Problem :: Your task is to count the lines of the entries below that include the word "BIOMAT" and to give only the resulting number.

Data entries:
........

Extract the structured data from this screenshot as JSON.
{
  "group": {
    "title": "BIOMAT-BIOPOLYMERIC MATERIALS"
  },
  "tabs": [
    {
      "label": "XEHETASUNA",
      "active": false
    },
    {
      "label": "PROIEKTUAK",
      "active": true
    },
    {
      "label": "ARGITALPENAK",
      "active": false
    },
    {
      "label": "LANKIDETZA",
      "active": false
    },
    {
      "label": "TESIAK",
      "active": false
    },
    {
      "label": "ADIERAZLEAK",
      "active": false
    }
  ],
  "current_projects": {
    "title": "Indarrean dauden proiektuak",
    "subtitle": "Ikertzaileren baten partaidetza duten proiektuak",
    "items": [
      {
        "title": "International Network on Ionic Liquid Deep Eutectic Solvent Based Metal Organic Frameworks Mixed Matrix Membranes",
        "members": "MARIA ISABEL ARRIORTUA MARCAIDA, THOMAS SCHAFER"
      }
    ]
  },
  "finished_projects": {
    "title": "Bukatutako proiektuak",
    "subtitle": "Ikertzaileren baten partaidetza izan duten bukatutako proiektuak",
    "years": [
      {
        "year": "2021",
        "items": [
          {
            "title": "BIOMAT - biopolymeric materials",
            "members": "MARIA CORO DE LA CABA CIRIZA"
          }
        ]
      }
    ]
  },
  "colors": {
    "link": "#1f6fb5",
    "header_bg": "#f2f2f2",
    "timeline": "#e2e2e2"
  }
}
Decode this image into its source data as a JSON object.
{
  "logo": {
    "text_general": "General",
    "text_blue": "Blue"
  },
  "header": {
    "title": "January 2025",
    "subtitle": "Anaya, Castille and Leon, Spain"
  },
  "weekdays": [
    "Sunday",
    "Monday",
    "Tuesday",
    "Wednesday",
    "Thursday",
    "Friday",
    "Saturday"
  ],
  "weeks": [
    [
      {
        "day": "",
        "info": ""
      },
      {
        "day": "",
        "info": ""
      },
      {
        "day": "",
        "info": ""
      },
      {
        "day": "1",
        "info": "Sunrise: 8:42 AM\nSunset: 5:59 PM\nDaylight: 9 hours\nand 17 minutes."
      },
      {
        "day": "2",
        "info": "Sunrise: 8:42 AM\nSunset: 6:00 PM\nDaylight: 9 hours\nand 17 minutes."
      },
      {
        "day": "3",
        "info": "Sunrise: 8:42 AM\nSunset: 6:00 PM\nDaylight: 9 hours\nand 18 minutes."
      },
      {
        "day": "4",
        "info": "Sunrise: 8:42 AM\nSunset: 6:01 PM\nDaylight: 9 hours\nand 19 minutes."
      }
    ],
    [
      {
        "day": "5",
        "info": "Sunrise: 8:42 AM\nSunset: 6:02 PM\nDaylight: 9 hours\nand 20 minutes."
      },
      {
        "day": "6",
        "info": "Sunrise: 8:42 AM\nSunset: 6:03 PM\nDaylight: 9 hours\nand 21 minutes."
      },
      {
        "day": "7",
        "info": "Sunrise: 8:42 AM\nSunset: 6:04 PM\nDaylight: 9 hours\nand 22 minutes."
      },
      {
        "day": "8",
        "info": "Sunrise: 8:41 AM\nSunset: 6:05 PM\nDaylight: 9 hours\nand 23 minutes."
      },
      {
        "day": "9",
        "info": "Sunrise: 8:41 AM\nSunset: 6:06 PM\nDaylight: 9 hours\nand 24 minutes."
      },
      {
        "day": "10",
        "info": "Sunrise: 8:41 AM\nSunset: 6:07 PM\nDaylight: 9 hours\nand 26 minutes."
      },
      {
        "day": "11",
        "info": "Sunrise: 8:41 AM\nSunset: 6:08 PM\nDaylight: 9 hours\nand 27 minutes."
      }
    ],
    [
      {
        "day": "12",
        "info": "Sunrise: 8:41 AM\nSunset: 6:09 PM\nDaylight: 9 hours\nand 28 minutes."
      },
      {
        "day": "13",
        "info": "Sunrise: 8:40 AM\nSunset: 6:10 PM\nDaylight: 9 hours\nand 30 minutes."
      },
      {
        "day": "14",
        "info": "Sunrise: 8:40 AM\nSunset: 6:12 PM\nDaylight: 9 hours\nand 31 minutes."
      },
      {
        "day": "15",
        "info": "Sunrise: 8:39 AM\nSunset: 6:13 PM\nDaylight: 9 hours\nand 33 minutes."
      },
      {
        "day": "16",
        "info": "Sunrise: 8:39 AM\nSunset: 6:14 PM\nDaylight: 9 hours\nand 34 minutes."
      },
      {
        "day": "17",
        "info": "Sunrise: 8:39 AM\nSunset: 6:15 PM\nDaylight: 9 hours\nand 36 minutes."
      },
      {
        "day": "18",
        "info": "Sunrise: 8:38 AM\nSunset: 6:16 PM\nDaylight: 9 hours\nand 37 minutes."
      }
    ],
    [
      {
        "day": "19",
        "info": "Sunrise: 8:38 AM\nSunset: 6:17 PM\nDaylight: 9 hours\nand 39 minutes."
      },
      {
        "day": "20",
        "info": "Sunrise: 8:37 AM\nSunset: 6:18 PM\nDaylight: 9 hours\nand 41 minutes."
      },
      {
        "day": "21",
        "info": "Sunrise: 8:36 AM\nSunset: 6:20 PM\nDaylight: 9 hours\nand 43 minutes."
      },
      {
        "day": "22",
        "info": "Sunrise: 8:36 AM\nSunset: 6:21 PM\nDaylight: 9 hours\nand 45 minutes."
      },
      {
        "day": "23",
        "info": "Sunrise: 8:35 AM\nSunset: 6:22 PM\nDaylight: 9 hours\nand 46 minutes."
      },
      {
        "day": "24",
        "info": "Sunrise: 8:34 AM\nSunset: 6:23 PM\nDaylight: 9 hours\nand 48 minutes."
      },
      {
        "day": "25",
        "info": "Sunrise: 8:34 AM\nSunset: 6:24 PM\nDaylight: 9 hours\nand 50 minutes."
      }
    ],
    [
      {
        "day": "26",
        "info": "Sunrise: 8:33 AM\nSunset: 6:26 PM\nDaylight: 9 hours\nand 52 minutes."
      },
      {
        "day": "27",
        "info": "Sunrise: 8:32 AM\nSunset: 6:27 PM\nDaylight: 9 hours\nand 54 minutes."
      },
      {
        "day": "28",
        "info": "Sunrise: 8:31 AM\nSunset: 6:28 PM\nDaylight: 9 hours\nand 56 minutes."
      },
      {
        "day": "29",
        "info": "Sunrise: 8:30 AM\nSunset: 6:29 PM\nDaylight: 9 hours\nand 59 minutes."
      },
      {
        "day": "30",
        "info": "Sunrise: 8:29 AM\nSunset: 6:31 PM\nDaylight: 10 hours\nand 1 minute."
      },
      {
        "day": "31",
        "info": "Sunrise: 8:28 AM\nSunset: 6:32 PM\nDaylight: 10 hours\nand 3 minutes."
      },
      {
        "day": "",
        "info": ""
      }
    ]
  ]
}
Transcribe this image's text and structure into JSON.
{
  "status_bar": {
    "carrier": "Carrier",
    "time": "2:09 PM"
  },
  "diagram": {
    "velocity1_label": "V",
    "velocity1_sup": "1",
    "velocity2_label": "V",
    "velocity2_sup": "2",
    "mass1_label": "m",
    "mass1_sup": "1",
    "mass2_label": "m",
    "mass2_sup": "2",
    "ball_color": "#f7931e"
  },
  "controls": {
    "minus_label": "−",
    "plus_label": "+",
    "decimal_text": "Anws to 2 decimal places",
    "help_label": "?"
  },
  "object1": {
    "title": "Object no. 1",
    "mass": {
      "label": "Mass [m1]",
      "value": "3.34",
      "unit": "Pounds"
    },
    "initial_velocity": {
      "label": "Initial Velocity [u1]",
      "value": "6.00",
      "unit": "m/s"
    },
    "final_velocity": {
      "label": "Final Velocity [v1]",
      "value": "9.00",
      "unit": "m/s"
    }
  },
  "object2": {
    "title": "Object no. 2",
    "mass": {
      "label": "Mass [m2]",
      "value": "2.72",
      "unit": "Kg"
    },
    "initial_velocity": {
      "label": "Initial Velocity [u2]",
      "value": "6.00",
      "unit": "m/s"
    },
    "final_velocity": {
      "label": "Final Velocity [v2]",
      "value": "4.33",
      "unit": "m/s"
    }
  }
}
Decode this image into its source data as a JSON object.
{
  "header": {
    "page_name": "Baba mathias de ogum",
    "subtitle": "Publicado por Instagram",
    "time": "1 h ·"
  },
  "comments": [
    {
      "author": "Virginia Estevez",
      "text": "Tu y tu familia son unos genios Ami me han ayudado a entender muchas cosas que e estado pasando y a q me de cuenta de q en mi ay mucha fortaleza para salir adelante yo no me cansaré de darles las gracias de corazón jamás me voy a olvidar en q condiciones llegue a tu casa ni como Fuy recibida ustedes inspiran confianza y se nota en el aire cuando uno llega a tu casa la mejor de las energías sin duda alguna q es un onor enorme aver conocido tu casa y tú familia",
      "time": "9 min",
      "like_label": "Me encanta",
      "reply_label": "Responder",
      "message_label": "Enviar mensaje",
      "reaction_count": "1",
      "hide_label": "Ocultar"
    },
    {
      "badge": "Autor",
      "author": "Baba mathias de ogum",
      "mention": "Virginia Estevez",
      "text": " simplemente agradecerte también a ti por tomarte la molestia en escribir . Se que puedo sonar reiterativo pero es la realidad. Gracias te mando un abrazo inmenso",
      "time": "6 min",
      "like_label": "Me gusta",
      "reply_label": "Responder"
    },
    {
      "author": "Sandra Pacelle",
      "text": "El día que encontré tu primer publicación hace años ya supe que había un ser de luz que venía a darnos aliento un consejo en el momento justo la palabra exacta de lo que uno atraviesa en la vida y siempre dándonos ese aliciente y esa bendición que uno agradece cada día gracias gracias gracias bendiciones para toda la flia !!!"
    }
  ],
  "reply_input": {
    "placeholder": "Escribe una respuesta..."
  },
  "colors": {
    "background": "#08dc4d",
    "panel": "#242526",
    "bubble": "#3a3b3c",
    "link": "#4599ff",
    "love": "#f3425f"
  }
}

........

Expected answer :: 2